§ **DESCRIPTION OF THE TASK**:
Below is some material; set it all down exactly, apart from the pictures.

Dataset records
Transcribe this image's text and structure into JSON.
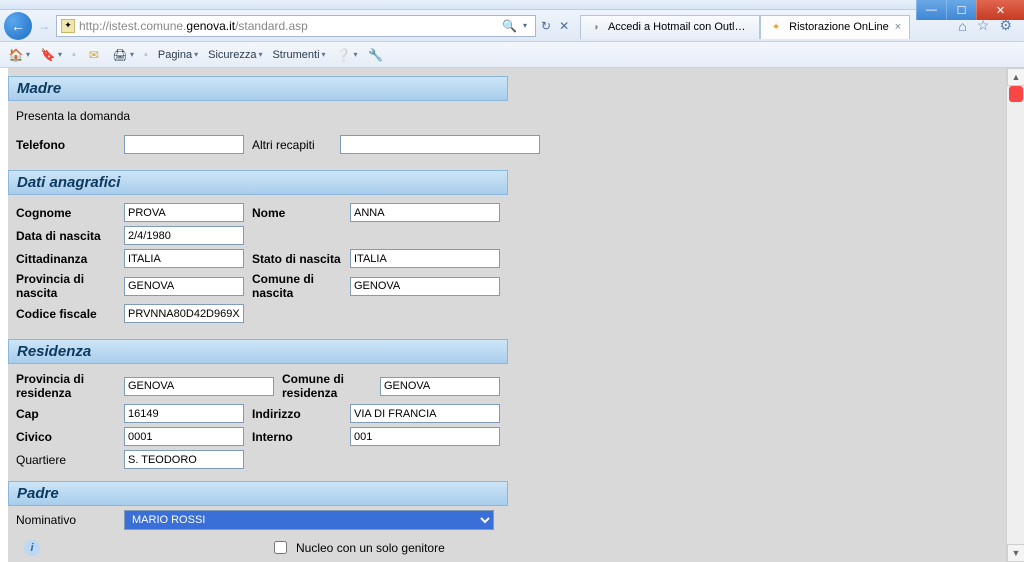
{
  "window": {
    "min_icon": "—",
    "max_icon": "☐",
    "close_icon": "✕"
  },
  "nav": {
    "back_icon": "←",
    "fwd_icon": "→",
    "favicon_glyph": "✦",
    "url_dim_prefix": "http://istest.comune.",
    "url_bold_host": "genova.it",
    "url_dim_path": "/standard.asp",
    "search_glyph": "🔍",
    "refresh_glyph": "↻",
    "stop_glyph": "✕",
    "dropdown_glyph": "▾",
    "home_glyph": "⌂",
    "star_glyph": "☆",
    "gear_glyph": "⚙"
  },
  "tabs": [
    {
      "favicon": "◑",
      "label": "Accedi a Hotmail con Outlook,..."
    },
    {
      "favicon": "✦",
      "label": "Ristorazione OnLine",
      "close": "×"
    }
  ],
  "cmdbar": {
    "home_glyph": "🏠",
    "feeds_glyph": "🔖",
    "mail_glyph": "✉",
    "print_glyph": "🖨",
    "page_label": "Pagina",
    "safety_label": "Sicurezza",
    "tools_label": "Strumenti",
    "help_glyph": "❔",
    "extra_glyph": "🔧",
    "drop": "▾",
    "sep": "▪"
  },
  "form": {
    "sections": {
      "madre": "Madre",
      "dati": "Dati anagrafici",
      "residenza": "Residenza",
      "padre": "Padre"
    },
    "presenta": "Presenta la domanda",
    "labels": {
      "telefono": "Telefono",
      "altri_recapiti": "Altri recapiti",
      "cognome": "Cognome",
      "nome": "Nome",
      "data_nascita": "Data di nascita",
      "cittadinanza": "Cittadinanza",
      "stato_nascita": "Stato di nascita",
      "prov_nascita": "Provincia di nascita",
      "comune_nascita": "Comune di nascita",
      "codice_fiscale": "Codice fiscale",
      "prov_residenza": "Provincia di residenza",
      "comune_residenza": "Comune di residenza",
      "cap": "Cap",
      "indirizzo": "Indirizzo",
      "civico": "Civico",
      "interno": "Interno",
      "quartiere": "Quartiere",
      "nominativo": "Nominativo",
      "nucleo_chk": "Nucleo con un solo genitore"
    },
    "values": {
      "telefono": "",
      "altri_recapiti": "",
      "cognome": "PROVA",
      "nome": "ANNA",
      "data_nascita": "2/4/1980",
      "cittadinanza": "ITALIA",
      "stato_nascita": "ITALIA",
      "prov_nascita": "GENOVA",
      "comune_nascita": "GENOVA",
      "codice_fiscale": "PRVNNA80D42D969X",
      "prov_residenza": "GENOVA",
      "comune_residenza": "GENOVA",
      "cap": "16149",
      "indirizzo": "VIA DI FRANCIA",
      "civico": "0001",
      "interno": "001",
      "quartiere": "S. TEODORO",
      "nominativo": "MARIO ROSSI"
    },
    "info_glyph": "i",
    "scroll_up": "▲",
    "scroll_down": "▼"
  }
}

§ **CORRECT RESPONSE**:
Transcribe this image's text and structure into JSON.
{
  "window": {
    "min_icon": "—",
    "max_icon": "☐",
    "close_icon": "✕"
  },
  "nav": {
    "back_icon": "←",
    "fwd_icon": "→",
    "favicon_glyph": "✦",
    "url_dim_prefix": "http://istest.comune.",
    "url_bold_host": "genova.it",
    "url_dim_path": "/standard.asp",
    "search_glyph": "🔍",
    "refresh_glyph": "↻",
    "stop_glyph": "✕",
    "dropdown_glyph": "▾",
    "home_glyph": "⌂",
    "star_glyph": "☆",
    "gear_glyph": "⚙"
  },
  "tabs": [
    {
      "favicon": "◑",
      "label": "Accedi a Hotmail con Outlook,..."
    },
    {
      "favicon": "✦",
      "label": "Ristorazione OnLine",
      "close": "×"
    }
  ],
  "cmdbar": {
    "home_glyph": "🏠",
    "feeds_glyph": "🔖",
    "mail_glyph": "✉",
    "print_glyph": "🖨",
    "page_label": "Pagina",
    "safety_label": "Sicurezza",
    "tools_label": "Strumenti",
    "help_glyph": "❔",
    "extra_glyph": "🔧",
    "drop": "▾",
    "sep": "▪"
  },
  "form": {
    "sections": {
      "madre": "Madre",
      "dati": "Dati anagrafici",
      "residenza": "Residenza",
      "padre": "Padre"
    },
    "presenta": "Presenta la domanda",
    "labels": {
      "telefono": "Telefono",
      "altri_recapiti": "Altri recapiti",
      "cognome": "Cognome",
      "nome": "Nome",
      "data_nascita": "Data di nascita",
      "cittadinanza": "Cittadinanza",
      "stato_nascita": "Stato di nascita",
      "prov_nascita": "Provincia di nascita",
      "comune_nascita": "Comune di nascita",
      "codice_fiscale": "Codice fiscale",
      "prov_residenza": "Provincia di residenza",
      "comune_residenza": "Comune di residenza",
      "cap": "Cap",
      "indirizzo": "Indirizzo",
      "civico": "Civico",
      "interno": "Interno",
      "quartiere": "Quartiere",
      "nominativo": "Nominativo",
      "nucleo_chk": "Nucleo con un solo genitore"
    },
    "values": {
      "telefono": "",
      "altri_recapiti": "",
      "cognome": "PROVA",
      "nome": "ANNA",
      "data_nascita": "2/4/1980",
      "cittadinanza": "ITALIA",
      "stato_nascita": "ITALIA",
      "prov_nascita": "GENOVA",
      "comune_nascita": "GENOVA",
      "codice_fiscale": "PRVNNA80D42D969X",
      "prov_residenza": "GENOVA",
      "comune_residenza": "GENOVA",
      "cap": "16149",
      "indirizzo": "VIA DI FRANCIA",
      "civico": "0001",
      "interno": "001",
      "quartiere": "S. TEODORO",
      "nominativo": "MARIO ROSSI"
    },
    "info_glyph": "i",
    "scroll_up": "▲",
    "scroll_down": "▼"
  }
}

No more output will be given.